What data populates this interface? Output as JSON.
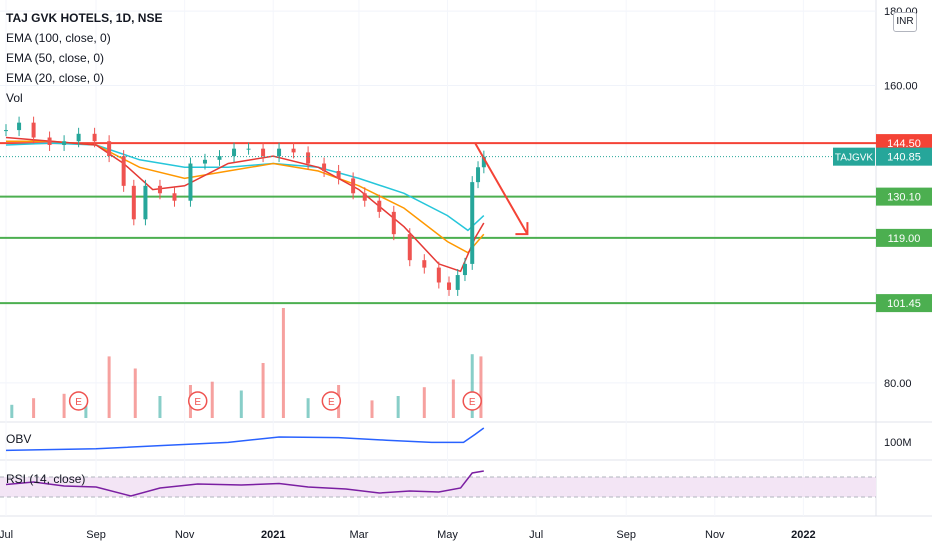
{
  "header": {
    "title": "TAJ GVK HOTELS, 1D, NSE",
    "indicators": [
      "EMA (100, close, 0)",
      "EMA (50, close, 0)",
      "EMA (20, close, 0)",
      "Vol"
    ],
    "currency": "INR"
  },
  "panes": {
    "obv_label": "OBV",
    "obv_scale_label": "100M",
    "rsi_label": "RSI (14, close)"
  },
  "colors": {
    "up": "#26a69a",
    "down": "#ef5350",
    "ema20": "#e53935",
    "ema50": "#ff9800",
    "ema100": "#26c6da",
    "support": "#4caf50",
    "resistance": "#f44336",
    "obv": "#2962ff",
    "rsi": "#7b1fa2",
    "rsi_band": "#f3e5f5",
    "badge": "#26a69a"
  },
  "chart_data": {
    "type": "candlestick",
    "title": "TAJ GVK HOTELS, 1D, NSE",
    "x_tick_labels": [
      "Jul",
      "Sep",
      "Nov",
      "2021",
      "Mar",
      "May",
      "Jul",
      "Sep",
      "Nov",
      "2022"
    ],
    "x_tick_dates": [
      "2020-07-01",
      "2020-09-01",
      "2020-11-01",
      "2021-01-01",
      "2021-03-01",
      "2021-05-01",
      "2021-07-01",
      "2021-09-01",
      "2021-11-01",
      "2022-01-01"
    ],
    "y_tick_labels": [
      "180.00",
      "160.00",
      "80.00"
    ],
    "price_axis_ticks": [
      180,
      160,
      80
    ],
    "ylim": [
      70,
      183
    ],
    "xlim": [
      "2020-07-01",
      "2022-02-20"
    ],
    "horizontal_levels": [
      {
        "label": "144.50",
        "value": 144.5,
        "kind": "resistance"
      },
      {
        "label": "130.10",
        "value": 130.1,
        "kind": "support"
      },
      {
        "label": "119.00",
        "value": 119.0,
        "kind": "support"
      },
      {
        "label": "101.45",
        "value": 101.45,
        "kind": "support"
      }
    ],
    "last_price": {
      "symbol": "TAJGVK",
      "label": "140.85",
      "value": 140.85
    },
    "arrow": {
      "from": {
        "date": "2021-05-20",
        "value": 144.5
      },
      "to": {
        "date": "2021-06-25",
        "value": 120.0
      }
    },
    "earnings_markers": {
      "label": "E",
      "dates": [
        "2020-08-20",
        "2020-11-10",
        "2021-02-10",
        "2021-05-18"
      ]
    },
    "close_series": [
      [
        "2020-07-01",
        148
      ],
      [
        "2020-07-10",
        150
      ],
      [
        "2020-07-20",
        146
      ],
      [
        "2020-07-31",
        144
      ],
      [
        "2020-08-10",
        145
      ],
      [
        "2020-08-20",
        147
      ],
      [
        "2020-08-31",
        145
      ],
      [
        "2020-09-10",
        141
      ],
      [
        "2020-09-20",
        133
      ],
      [
        "2020-09-27",
        124
      ],
      [
        "2020-10-05",
        133
      ],
      [
        "2020-10-15",
        131
      ],
      [
        "2020-10-25",
        129
      ],
      [
        "2020-11-05",
        139
      ],
      [
        "2020-11-15",
        140
      ],
      [
        "2020-11-25",
        141
      ],
      [
        "2020-12-05",
        143
      ],
      [
        "2020-12-15",
        143
      ],
      [
        "2020-12-25",
        141
      ],
      [
        "2021-01-05",
        143
      ],
      [
        "2021-01-15",
        142
      ],
      [
        "2021-01-25",
        139
      ],
      [
        "2021-02-05",
        137
      ],
      [
        "2021-02-15",
        135
      ],
      [
        "2021-02-25",
        131
      ],
      [
        "2021-03-05",
        129
      ],
      [
        "2021-03-15",
        126
      ],
      [
        "2021-03-25",
        120
      ],
      [
        "2021-04-05",
        113
      ],
      [
        "2021-04-15",
        111
      ],
      [
        "2021-04-25",
        107
      ],
      [
        "2021-05-02",
        105
      ],
      [
        "2021-05-08",
        109
      ],
      [
        "2021-05-13",
        112
      ],
      [
        "2021-05-18",
        134
      ],
      [
        "2021-05-22",
        138
      ],
      [
        "2021-05-26",
        140.85
      ]
    ],
    "ema20": [
      [
        "2020-07-01",
        146
      ],
      [
        "2020-08-01",
        145
      ],
      [
        "2020-09-01",
        144
      ],
      [
        "2020-09-20",
        139
      ],
      [
        "2020-10-10",
        132
      ],
      [
        "2020-11-01",
        133
      ],
      [
        "2020-12-01",
        139
      ],
      [
        "2021-01-01",
        141
      ],
      [
        "2021-02-01",
        138
      ],
      [
        "2021-03-01",
        132
      ],
      [
        "2021-04-01",
        122
      ],
      [
        "2021-04-25",
        112
      ],
      [
        "2021-05-10",
        110
      ],
      [
        "2021-05-20",
        119
      ],
      [
        "2021-05-26",
        123
      ]
    ],
    "ema50": [
      [
        "2020-07-01",
        145
      ],
      [
        "2020-08-01",
        145
      ],
      [
        "2020-09-01",
        144
      ],
      [
        "2020-10-01",
        138
      ],
      [
        "2020-11-01",
        135
      ],
      [
        "2020-12-01",
        137
      ],
      [
        "2021-01-01",
        139
      ],
      [
        "2021-02-01",
        137
      ],
      [
        "2021-03-01",
        133
      ],
      [
        "2021-04-01",
        127
      ],
      [
        "2021-05-01",
        118
      ],
      [
        "2021-05-15",
        115
      ],
      [
        "2021-05-26",
        120
      ]
    ],
    "ema100": [
      [
        "2020-07-01",
        144
      ],
      [
        "2020-08-01",
        144.5
      ],
      [
        "2020-09-01",
        144
      ],
      [
        "2020-10-01",
        140
      ],
      [
        "2020-11-01",
        138
      ],
      [
        "2020-12-01",
        138
      ],
      [
        "2021-01-01",
        139
      ],
      [
        "2021-02-01",
        138
      ],
      [
        "2021-03-01",
        135
      ],
      [
        "2021-04-01",
        131
      ],
      [
        "2021-05-01",
        125
      ],
      [
        "2021-05-15",
        121
      ],
      [
        "2021-05-26",
        125
      ]
    ],
    "volume_relative": [
      [
        "2020-07-05",
        0.12
      ],
      [
        "2020-07-20",
        0.18
      ],
      [
        "2020-08-10",
        0.22
      ],
      [
        "2020-08-25",
        0.15
      ],
      [
        "2020-09-10",
        0.56
      ],
      [
        "2020-09-28",
        0.45
      ],
      [
        "2020-10-15",
        0.2
      ],
      [
        "2020-11-05",
        0.3
      ],
      [
        "2020-11-20",
        0.33
      ],
      [
        "2020-12-10",
        0.25
      ],
      [
        "2020-12-25",
        0.5
      ],
      [
        "2021-01-08",
        1.0
      ],
      [
        "2021-01-25",
        0.18
      ],
      [
        "2021-02-15",
        0.3
      ],
      [
        "2021-03-10",
        0.16
      ],
      [
        "2021-03-28",
        0.2
      ],
      [
        "2021-04-15",
        0.28
      ],
      [
        "2021-05-05",
        0.35
      ],
      [
        "2021-05-18",
        0.58
      ],
      [
        "2021-05-24",
        0.56
      ]
    ],
    "obv_relative": [
      [
        "2020-07-01",
        0.3
      ],
      [
        "2020-09-01",
        0.35
      ],
      [
        "2020-10-15",
        0.45
      ],
      [
        "2020-12-01",
        0.55
      ],
      [
        "2021-01-05",
        0.72
      ],
      [
        "2021-02-15",
        0.7
      ],
      [
        "2021-03-20",
        0.62
      ],
      [
        "2021-04-20",
        0.55
      ],
      [
        "2021-05-12",
        0.55
      ],
      [
        "2021-05-20",
        0.8
      ],
      [
        "2021-05-26",
        1.0
      ]
    ],
    "rsi": [
      [
        "2020-07-01",
        55
      ],
      [
        "2020-07-20",
        60
      ],
      [
        "2020-08-10",
        52
      ],
      [
        "2020-09-01",
        50
      ],
      [
        "2020-09-25",
        32
      ],
      [
        "2020-10-15",
        48
      ],
      [
        "2020-11-10",
        56
      ],
      [
        "2020-12-10",
        54
      ],
      [
        "2021-01-05",
        57
      ],
      [
        "2021-01-25",
        50
      ],
      [
        "2021-02-20",
        46
      ],
      [
        "2021-03-15",
        38
      ],
      [
        "2021-04-05",
        42
      ],
      [
        "2021-04-25",
        40
      ],
      [
        "2021-05-10",
        48
      ],
      [
        "2021-05-18",
        78
      ],
      [
        "2021-05-26",
        82
      ]
    ],
    "rsi_band": [
      30,
      70
    ]
  }
}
-----
■ Exercise instructions ■
Pull every line containing "resistance" out of the data above.

■ Exercise result ■
    "resistance": "#f44336",
        "kind": "resistance"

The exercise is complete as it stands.